→ **WRITTEN TASK**:
Print the listing below exactly.

→ **DATA LISTING**:

####################

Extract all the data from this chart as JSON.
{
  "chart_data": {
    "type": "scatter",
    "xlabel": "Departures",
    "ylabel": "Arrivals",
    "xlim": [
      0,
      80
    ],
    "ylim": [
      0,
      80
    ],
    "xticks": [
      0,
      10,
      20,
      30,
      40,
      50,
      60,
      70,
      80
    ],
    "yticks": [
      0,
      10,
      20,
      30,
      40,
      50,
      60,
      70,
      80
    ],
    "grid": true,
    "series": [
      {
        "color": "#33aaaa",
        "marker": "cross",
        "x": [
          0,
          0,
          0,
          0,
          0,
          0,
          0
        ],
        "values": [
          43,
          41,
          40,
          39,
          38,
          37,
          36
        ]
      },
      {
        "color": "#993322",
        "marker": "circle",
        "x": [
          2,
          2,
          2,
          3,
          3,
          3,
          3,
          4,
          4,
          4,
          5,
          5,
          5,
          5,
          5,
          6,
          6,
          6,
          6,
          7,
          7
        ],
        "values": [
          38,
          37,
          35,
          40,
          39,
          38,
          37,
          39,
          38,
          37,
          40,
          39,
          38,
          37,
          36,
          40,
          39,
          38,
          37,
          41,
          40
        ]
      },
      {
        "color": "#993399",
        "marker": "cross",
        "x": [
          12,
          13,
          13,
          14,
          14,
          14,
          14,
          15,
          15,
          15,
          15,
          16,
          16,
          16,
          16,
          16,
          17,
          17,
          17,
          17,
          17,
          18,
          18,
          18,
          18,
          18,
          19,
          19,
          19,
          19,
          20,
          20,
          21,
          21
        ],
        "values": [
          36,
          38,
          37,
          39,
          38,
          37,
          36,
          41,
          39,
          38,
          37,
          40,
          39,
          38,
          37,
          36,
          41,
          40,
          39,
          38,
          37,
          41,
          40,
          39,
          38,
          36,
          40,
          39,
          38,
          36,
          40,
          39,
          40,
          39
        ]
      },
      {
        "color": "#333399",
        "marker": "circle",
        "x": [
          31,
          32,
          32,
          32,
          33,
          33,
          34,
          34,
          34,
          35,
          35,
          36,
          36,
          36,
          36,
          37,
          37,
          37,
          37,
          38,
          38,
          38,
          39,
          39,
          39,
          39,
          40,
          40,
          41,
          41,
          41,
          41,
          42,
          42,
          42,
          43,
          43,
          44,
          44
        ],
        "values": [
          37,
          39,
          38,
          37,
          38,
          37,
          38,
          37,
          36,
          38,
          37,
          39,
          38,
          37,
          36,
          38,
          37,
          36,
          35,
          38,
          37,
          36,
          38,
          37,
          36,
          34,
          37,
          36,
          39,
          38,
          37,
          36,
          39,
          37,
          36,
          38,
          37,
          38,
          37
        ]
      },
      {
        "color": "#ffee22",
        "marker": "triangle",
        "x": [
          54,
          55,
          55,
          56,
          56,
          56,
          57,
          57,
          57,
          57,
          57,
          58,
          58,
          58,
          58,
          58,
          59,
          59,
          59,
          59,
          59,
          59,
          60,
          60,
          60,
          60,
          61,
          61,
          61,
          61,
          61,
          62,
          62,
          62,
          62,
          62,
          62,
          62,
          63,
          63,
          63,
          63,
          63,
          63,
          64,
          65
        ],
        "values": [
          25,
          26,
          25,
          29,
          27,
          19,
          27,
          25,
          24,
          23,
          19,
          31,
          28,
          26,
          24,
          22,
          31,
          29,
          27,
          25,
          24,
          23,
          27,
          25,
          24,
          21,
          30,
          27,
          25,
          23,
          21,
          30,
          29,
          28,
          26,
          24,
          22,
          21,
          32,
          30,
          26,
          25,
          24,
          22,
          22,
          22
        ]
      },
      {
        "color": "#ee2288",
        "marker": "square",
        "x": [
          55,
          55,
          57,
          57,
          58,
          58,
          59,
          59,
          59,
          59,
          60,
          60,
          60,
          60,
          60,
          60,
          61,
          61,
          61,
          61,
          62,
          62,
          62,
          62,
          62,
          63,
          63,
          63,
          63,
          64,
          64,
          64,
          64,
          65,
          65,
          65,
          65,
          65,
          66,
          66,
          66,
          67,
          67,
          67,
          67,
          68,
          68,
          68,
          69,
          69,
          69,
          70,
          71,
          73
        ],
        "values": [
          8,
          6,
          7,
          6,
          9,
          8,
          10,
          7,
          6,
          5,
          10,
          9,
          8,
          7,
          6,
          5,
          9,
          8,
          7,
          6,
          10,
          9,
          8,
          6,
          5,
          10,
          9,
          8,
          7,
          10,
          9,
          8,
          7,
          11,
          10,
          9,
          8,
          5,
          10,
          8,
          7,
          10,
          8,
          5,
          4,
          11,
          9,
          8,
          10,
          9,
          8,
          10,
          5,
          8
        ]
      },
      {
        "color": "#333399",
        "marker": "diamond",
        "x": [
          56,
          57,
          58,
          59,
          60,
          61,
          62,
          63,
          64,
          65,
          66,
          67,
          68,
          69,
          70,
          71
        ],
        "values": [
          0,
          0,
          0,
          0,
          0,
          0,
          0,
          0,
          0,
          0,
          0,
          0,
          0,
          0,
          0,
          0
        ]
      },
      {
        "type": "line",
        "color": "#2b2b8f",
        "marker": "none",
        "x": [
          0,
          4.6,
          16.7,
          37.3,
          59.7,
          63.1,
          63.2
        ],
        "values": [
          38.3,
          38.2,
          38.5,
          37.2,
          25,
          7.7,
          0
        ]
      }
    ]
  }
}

####################

→ **RESPONSE TO THE TASK**:
Extract all the data from this chart as JSON.
{
  "chart_data": {
    "type": "scatter",
    "xlabel": "Departures",
    "ylabel": "Arrivals",
    "xlim": [
      0,
      80
    ],
    "ylim": [
      0,
      80
    ],
    "xticks": [
      0,
      10,
      20,
      30,
      40,
      50,
      60,
      70,
      80
    ],
    "yticks": [
      0,
      10,
      20,
      30,
      40,
      50,
      60,
      70,
      80
    ],
    "grid": true,
    "series": [
      {
        "color": "#33aaaa",
        "marker": "cross",
        "x": [
          0,
          0,
          0,
          0,
          0,
          0,
          0
        ],
        "values": [
          43,
          41,
          40,
          39,
          38,
          37,
          36
        ]
      },
      {
        "color": "#993322",
        "marker": "circle",
        "x": [
          2,
          2,
          2,
          3,
          3,
          3,
          3,
          4,
          4,
          4,
          5,
          5,
          5,
          5,
          5,
          6,
          6,
          6,
          6,
          7,
          7
        ],
        "values": [
          38,
          37,
          35,
          40,
          39,
          38,
          37,
          39,
          38,
          37,
          40,
          39,
          38,
          37,
          36,
          40,
          39,
          38,
          37,
          41,
          40
        ]
      },
      {
        "color": "#993399",
        "marker": "cross",
        "x": [
          12,
          13,
          13,
          14,
          14,
          14,
          14,
          15,
          15,
          15,
          15,
          16,
          16,
          16,
          16,
          16,
          17,
          17,
          17,
          17,
          17,
          18,
          18,
          18,
          18,
          18,
          19,
          19,
          19,
          19,
          20,
          20,
          21,
          21
        ],
        "values": [
          36,
          38,
          37,
          39,
          38,
          37,
          36,
          41,
          39,
          38,
          37,
          40,
          39,
          38,
          37,
          36,
          41,
          40,
          39,
          38,
          37,
          41,
          40,
          39,
          38,
          36,
          40,
          39,
          38,
          36,
          40,
          39,
          40,
          39
        ]
      },
      {
        "color": "#333399",
        "marker": "circle",
        "x": [
          31,
          32,
          32,
          32,
          33,
          33,
          34,
          34,
          34,
          35,
          35,
          36,
          36,
          36,
          36,
          37,
          37,
          37,
          37,
          38,
          38,
          38,
          39,
          39,
          39,
          39,
          40,
          40,
          41,
          41,
          41,
          41,
          42,
          42,
          42,
          43,
          43,
          44,
          44
        ],
        "values": [
          37,
          39,
          38,
          37,
          38,
          37,
          38,
          37,
          36,
          38,
          37,
          39,
          38,
          37,
          36,
          38,
          37,
          36,
          35,
          38,
          37,
          36,
          38,
          37,
          36,
          34,
          37,
          36,
          39,
          38,
          37,
          36,
          39,
          37,
          36,
          38,
          37,
          38,
          37
        ]
      },
      {
        "color": "#ffee22",
        "marker": "triangle",
        "x": [
          54,
          55,
          55,
          56,
          56,
          56,
          57,
          57,
          57,
          57,
          57,
          58,
          58,
          58,
          58,
          58,
          59,
          59,
          59,
          59,
          59,
          59,
          60,
          60,
          60,
          60,
          61,
          61,
          61,
          61,
          61,
          62,
          62,
          62,
          62,
          62,
          62,
          62,
          63,
          63,
          63,
          63,
          63,
          63,
          64,
          65
        ],
        "values": [
          25,
          26,
          25,
          29,
          27,
          19,
          27,
          25,
          24,
          23,
          19,
          31,
          28,
          26,
          24,
          22,
          31,
          29,
          27,
          25,
          24,
          23,
          27,
          25,
          24,
          21,
          30,
          27,
          25,
          23,
          21,
          30,
          29,
          28,
          26,
          24,
          22,
          21,
          32,
          30,
          26,
          25,
          24,
          22,
          22,
          22
        ]
      },
      {
        "color": "#ee2288",
        "marker": "square",
        "x": [
          55,
          55,
          57,
          57,
          58,
          58,
          59,
          59,
          59,
          59,
          60,
          60,
          60,
          60,
          60,
          60,
          61,
          61,
          61,
          61,
          62,
          62,
          62,
          62,
          62,
          63,
          63,
          63,
          63,
          64,
          64,
          64,
          64,
          65,
          65,
          65,
          65,
          65,
          66,
          66,
          66,
          67,
          67,
          67,
          67,
          68,
          68,
          68,
          69,
          69,
          69,
          70,
          71,
          73
        ],
        "values": [
          8,
          6,
          7,
          6,
          9,
          8,
          10,
          7,
          6,
          5,
          10,
          9,
          8,
          7,
          6,
          5,
          9,
          8,
          7,
          6,
          10,
          9,
          8,
          6,
          5,
          10,
          9,
          8,
          7,
          10,
          9,
          8,
          7,
          11,
          10,
          9,
          8,
          5,
          10,
          8,
          7,
          10,
          8,
          5,
          4,
          11,
          9,
          8,
          10,
          9,
          8,
          10,
          5,
          8
        ]
      },
      {
        "color": "#333399",
        "marker": "diamond",
        "x": [
          56,
          57,
          58,
          59,
          60,
          61,
          62,
          63,
          64,
          65,
          66,
          67,
          68,
          69,
          70,
          71
        ],
        "values": [
          0,
          0,
          0,
          0,
          0,
          0,
          0,
          0,
          0,
          0,
          0,
          0,
          0,
          0,
          0,
          0
        ]
      },
      {
        "type": "line",
        "color": "#2b2b8f",
        "marker": "none",
        "x": [
          0,
          4.6,
          16.7,
          37.3,
          59.7,
          63.1,
          63.2
        ],
        "values": [
          38.3,
          38.2,
          38.5,
          37.2,
          25,
          7.7,
          0
        ]
      }
    ]
  }
}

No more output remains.